▶ _Problem to solve_
Where a line contains the word "name", copy that line.

* start Supplied material *

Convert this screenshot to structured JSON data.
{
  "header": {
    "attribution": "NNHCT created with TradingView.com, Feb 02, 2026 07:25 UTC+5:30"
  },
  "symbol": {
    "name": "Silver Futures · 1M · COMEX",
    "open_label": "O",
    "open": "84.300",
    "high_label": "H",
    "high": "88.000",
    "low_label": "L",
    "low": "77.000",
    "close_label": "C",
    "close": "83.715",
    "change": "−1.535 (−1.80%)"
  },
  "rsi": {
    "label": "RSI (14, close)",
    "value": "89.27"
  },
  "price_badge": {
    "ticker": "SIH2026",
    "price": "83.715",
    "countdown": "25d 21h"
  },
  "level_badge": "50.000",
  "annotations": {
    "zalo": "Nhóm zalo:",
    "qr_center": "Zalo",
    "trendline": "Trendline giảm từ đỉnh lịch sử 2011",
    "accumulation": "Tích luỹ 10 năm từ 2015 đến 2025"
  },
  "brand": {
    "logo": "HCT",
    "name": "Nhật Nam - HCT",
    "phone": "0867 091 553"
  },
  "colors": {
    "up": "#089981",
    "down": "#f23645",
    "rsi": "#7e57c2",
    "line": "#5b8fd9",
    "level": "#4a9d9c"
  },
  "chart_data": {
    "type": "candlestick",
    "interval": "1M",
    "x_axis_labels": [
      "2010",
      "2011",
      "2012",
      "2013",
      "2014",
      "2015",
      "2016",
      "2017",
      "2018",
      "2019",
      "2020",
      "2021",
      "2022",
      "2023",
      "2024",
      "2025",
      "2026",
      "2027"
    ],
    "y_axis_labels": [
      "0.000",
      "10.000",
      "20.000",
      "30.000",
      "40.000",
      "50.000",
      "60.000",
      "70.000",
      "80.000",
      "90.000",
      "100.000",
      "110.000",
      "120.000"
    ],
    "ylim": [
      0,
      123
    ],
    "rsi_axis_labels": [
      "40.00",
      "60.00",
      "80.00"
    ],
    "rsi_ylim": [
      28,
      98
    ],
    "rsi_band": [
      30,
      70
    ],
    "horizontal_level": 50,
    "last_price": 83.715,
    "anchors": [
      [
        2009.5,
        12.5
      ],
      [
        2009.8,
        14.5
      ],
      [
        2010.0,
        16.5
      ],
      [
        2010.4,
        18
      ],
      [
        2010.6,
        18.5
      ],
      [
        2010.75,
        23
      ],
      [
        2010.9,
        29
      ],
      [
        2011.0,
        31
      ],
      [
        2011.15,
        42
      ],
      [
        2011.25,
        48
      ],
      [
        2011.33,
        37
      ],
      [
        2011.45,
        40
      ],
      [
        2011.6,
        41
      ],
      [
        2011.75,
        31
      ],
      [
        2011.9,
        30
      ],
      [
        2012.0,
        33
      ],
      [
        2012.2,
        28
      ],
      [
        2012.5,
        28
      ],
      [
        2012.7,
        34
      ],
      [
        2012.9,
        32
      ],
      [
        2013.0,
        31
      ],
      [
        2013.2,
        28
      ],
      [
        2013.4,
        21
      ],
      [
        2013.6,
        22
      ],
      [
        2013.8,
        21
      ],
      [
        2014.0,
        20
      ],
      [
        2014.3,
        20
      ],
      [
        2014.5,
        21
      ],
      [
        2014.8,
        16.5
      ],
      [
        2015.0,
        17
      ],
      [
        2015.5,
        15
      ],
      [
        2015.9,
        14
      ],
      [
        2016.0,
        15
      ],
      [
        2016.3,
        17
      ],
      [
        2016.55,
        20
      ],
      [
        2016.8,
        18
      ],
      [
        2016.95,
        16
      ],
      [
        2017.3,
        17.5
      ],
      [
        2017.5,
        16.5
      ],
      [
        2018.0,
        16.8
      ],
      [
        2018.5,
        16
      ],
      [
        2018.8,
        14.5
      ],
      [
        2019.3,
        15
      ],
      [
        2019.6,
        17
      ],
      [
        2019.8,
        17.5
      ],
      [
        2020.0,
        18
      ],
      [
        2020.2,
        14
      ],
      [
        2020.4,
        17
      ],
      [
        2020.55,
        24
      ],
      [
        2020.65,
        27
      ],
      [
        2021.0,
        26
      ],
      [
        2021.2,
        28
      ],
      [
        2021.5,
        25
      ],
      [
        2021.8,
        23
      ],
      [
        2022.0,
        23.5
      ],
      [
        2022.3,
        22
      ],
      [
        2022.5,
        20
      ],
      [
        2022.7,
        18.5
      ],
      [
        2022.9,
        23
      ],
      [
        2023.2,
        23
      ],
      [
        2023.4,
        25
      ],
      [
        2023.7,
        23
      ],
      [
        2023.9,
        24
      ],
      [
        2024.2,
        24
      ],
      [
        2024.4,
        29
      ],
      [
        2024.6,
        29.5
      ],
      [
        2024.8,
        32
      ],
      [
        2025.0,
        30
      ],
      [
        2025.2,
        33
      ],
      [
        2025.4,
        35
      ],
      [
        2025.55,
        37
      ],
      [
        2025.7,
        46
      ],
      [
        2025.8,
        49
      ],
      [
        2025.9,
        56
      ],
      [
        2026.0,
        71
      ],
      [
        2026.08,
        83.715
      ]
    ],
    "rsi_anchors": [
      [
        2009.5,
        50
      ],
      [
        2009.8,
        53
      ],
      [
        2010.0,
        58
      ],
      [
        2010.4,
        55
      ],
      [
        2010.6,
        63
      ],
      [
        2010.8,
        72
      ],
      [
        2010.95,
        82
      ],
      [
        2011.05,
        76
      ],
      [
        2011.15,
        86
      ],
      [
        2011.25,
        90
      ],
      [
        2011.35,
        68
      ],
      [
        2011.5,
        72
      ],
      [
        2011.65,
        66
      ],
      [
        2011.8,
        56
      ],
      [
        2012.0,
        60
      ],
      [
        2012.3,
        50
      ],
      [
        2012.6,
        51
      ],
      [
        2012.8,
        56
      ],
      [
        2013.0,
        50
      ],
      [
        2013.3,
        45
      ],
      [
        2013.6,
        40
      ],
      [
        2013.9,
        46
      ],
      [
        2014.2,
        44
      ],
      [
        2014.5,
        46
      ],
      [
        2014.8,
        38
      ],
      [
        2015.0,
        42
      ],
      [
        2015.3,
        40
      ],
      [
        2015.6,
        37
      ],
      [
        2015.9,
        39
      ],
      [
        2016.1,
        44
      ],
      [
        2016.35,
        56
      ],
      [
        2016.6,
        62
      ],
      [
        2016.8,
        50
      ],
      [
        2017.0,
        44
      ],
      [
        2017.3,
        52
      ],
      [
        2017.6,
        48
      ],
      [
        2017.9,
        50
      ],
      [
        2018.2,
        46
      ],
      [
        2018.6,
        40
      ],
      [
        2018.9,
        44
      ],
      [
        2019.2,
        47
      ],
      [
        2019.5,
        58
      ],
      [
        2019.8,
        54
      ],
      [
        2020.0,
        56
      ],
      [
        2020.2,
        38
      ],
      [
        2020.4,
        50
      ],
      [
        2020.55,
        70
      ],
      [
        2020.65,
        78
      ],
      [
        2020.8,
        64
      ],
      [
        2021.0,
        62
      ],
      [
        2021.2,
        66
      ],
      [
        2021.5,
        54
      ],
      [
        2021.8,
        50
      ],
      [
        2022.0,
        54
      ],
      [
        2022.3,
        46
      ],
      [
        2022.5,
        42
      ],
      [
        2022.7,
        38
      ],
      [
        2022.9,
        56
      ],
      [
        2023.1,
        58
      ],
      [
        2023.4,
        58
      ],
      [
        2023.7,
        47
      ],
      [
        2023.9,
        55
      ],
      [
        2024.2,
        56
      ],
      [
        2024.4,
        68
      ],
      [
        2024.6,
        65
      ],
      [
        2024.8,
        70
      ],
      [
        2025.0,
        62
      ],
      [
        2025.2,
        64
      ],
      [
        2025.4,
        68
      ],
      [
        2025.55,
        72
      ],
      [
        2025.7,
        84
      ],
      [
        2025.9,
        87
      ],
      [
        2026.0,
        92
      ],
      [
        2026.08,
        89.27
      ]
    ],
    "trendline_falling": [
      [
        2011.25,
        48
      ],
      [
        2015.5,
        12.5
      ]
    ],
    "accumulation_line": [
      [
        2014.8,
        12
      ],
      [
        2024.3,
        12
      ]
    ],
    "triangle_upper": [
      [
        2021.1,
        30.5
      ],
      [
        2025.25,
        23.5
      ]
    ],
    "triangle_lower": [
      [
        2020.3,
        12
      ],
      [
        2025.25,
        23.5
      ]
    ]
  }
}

* end Supplied material *

▶ _Final result_
    "name": "Silver Futures · 1M · COMEX",
    "name": "Nhật Nam - HCT",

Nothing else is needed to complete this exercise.